### Work to be completed
Return the records in full, exactly as given.
start Record extracts
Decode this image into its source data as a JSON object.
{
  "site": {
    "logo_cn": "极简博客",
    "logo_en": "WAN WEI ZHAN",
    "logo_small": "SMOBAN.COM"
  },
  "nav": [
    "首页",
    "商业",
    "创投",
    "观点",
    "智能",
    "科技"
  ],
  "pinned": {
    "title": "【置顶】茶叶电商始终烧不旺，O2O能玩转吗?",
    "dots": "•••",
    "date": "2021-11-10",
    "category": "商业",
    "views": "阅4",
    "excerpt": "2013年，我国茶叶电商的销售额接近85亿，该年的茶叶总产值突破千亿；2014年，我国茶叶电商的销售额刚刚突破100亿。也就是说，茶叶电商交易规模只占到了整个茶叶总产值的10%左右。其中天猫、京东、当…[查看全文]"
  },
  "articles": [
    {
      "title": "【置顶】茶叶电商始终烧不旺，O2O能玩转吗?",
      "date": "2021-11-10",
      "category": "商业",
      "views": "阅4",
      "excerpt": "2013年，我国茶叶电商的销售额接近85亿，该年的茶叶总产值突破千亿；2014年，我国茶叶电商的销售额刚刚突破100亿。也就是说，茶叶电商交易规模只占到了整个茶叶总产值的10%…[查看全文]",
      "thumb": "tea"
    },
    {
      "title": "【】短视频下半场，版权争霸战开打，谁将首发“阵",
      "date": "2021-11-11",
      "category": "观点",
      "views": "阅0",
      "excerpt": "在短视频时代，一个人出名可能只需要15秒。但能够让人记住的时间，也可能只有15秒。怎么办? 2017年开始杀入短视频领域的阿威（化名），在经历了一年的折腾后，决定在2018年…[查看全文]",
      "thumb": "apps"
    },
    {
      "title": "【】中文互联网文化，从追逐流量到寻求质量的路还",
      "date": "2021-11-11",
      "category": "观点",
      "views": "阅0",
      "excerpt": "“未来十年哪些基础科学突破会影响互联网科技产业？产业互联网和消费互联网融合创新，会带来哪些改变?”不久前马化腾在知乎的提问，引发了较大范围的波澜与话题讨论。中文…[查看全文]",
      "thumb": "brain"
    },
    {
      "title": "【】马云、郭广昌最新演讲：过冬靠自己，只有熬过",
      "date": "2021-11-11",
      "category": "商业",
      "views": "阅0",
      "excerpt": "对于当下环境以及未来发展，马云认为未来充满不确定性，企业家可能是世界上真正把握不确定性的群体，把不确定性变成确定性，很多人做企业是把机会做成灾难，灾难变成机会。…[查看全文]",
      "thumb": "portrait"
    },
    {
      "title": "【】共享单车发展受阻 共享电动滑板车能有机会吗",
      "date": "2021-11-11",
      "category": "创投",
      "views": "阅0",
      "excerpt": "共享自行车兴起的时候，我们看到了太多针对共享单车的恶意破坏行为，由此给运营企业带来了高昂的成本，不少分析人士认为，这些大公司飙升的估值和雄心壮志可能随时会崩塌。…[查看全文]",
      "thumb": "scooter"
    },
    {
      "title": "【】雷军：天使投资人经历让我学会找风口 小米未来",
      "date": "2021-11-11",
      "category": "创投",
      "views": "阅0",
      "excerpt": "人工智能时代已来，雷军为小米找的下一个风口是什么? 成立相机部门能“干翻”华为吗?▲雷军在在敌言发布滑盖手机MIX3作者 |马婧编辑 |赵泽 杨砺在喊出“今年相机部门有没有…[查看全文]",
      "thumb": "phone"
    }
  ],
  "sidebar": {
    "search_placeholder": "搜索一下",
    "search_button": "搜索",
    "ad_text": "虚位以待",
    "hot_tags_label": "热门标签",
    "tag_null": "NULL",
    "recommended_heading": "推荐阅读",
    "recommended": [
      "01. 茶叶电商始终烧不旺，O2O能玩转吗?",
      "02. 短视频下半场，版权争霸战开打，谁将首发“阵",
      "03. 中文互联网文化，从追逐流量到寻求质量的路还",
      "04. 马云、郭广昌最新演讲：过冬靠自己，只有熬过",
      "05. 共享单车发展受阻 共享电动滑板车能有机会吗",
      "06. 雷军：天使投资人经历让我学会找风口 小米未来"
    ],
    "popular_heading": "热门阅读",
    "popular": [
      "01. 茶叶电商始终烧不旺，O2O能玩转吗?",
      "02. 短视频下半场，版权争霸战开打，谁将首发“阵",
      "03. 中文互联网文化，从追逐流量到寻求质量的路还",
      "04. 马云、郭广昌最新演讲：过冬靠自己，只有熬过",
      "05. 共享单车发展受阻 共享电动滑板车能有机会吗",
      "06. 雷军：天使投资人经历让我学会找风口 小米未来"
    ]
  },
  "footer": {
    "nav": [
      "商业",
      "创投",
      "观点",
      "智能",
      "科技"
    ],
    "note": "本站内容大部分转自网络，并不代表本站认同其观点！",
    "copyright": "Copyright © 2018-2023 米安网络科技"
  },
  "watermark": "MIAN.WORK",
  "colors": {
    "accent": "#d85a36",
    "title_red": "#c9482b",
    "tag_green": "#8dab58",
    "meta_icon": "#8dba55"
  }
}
end Record extracts
### Response to this task
Decode this image into its source data as a JSON object.
{
  "site": {
    "logo_cn": "极简博客",
    "logo_en": "WAN WEI ZHAN",
    "logo_small": "SMOBAN.COM"
  },
  "nav": [
    "首页",
    "商业",
    "创投",
    "观点",
    "智能",
    "科技"
  ],
  "pinned": {
    "title": "【置顶】茶叶电商始终烧不旺，O2O能玩转吗?",
    "dots": "•••",
    "date": "2021-11-10",
    "category": "商业",
    "views": "阅4",
    "excerpt": "2013年，我国茶叶电商的销售额接近85亿，该年的茶叶总产值突破千亿；2014年，我国茶叶电商的销售额刚刚突破100亿。也就是说，茶叶电商交易规模只占到了整个茶叶总产值的10%左右。其中天猫、京东、当…[查看全文]"
  },
  "articles": [
    {
      "title": "【置顶】茶叶电商始终烧不旺，O2O能玩转吗?",
      "date": "2021-11-10",
      "category": "商业",
      "views": "阅4",
      "excerpt": "2013年，我国茶叶电商的销售额接近85亿，该年的茶叶总产值突破千亿；2014年，我国茶叶电商的销售额刚刚突破100亿。也就是说，茶叶电商交易规模只占到了整个茶叶总产值的10%…[查看全文]",
      "thumb": "tea"
    },
    {
      "title": "【】短视频下半场，版权争霸战开打，谁将首发“阵",
      "date": "2021-11-11",
      "category": "观点",
      "views": "阅0",
      "excerpt": "在短视频时代，一个人出名可能只需要15秒。但能够让人记住的时间，也可能只有15秒。怎么办? 2017年开始杀入短视频领域的阿威（化名），在经历了一年的折腾后，决定在2018年…[查看全文]",
      "thumb": "apps"
    },
    {
      "title": "【】中文互联网文化，从追逐流量到寻求质量的路还",
      "date": "2021-11-11",
      "category": "观点",
      "views": "阅0",
      "excerpt": "“未来十年哪些基础科学突破会影响互联网科技产业？产业互联网和消费互联网融合创新，会带来哪些改变?”不久前马化腾在知乎的提问，引发了较大范围的波澜与话题讨论。中文…[查看全文]",
      "thumb": "brain"
    },
    {
      "title": "【】马云、郭广昌最新演讲：过冬靠自己，只有熬过",
      "date": "2021-11-11",
      "category": "商业",
      "views": "阅0",
      "excerpt": "对于当下环境以及未来发展，马云认为未来充满不确定性，企业家可能是世界上真正把握不确定性的群体，把不确定性变成确定性，很多人做企业是把机会做成灾难，灾难变成机会。…[查看全文]",
      "thumb": "portrait"
    },
    {
      "title": "【】共享单车发展受阻 共享电动滑板车能有机会吗",
      "date": "2021-11-11",
      "category": "创投",
      "views": "阅0",
      "excerpt": "共享自行车兴起的时候，我们看到了太多针对共享单车的恶意破坏行为，由此给运营企业带来了高昂的成本，不少分析人士认为，这些大公司飙升的估值和雄心壮志可能随时会崩塌。…[查看全文]",
      "thumb": "scooter"
    },
    {
      "title": "【】雷军：天使投资人经历让我学会找风口 小米未来",
      "date": "2021-11-11",
      "category": "创投",
      "views": "阅0",
      "excerpt": "人工智能时代已来，雷军为小米找的下一个风口是什么? 成立相机部门能“干翻”华为吗?▲雷军在在敌言发布滑盖手机MIX3作者 |马婧编辑 |赵泽 杨砺在喊出“今年相机部门有没有…[查看全文]",
      "thumb": "phone"
    }
  ],
  "sidebar": {
    "search_placeholder": "搜索一下",
    "search_button": "搜索",
    "ad_text": "虚位以待",
    "hot_tags_label": "热门标签",
    "tag_null": "NULL",
    "recommended_heading": "推荐阅读",
    "recommended": [
      "01. 茶叶电商始终烧不旺，O2O能玩转吗?",
      "02. 短视频下半场，版权争霸战开打，谁将首发“阵",
      "03. 中文互联网文化，从追逐流量到寻求质量的路还",
      "04. 马云、郭广昌最新演讲：过冬靠自己，只有熬过",
      "05. 共享单车发展受阻 共享电动滑板车能有机会吗",
      "06. 雷军：天使投资人经历让我学会找风口 小米未来"
    ],
    "popular_heading": "热门阅读",
    "popular": [
      "01. 茶叶电商始终烧不旺，O2O能玩转吗?",
      "02. 短视频下半场，版权争霸战开打，谁将首发“阵",
      "03. 中文互联网文化，从追逐流量到寻求质量的路还",
      "04. 马云、郭广昌最新演讲：过冬靠自己，只有熬过",
      "05. 共享单车发展受阻 共享电动滑板车能有机会吗",
      "06. 雷军：天使投资人经历让我学会找风口 小米未来"
    ]
  },
  "footer": {
    "nav": [
      "商业",
      "创投",
      "观点",
      "智能",
      "科技"
    ],
    "note": "本站内容大部分转自网络，并不代表本站认同其观点！",
    "copyright": "Copyright © 2018-2023 米安网络科技"
  },
  "watermark": "MIAN.WORK",
  "colors": {
    "accent": "#d85a36",
    "title_red": "#c9482b",
    "tag_green": "#8dab58",
    "meta_icon": "#8dba55"
  }
}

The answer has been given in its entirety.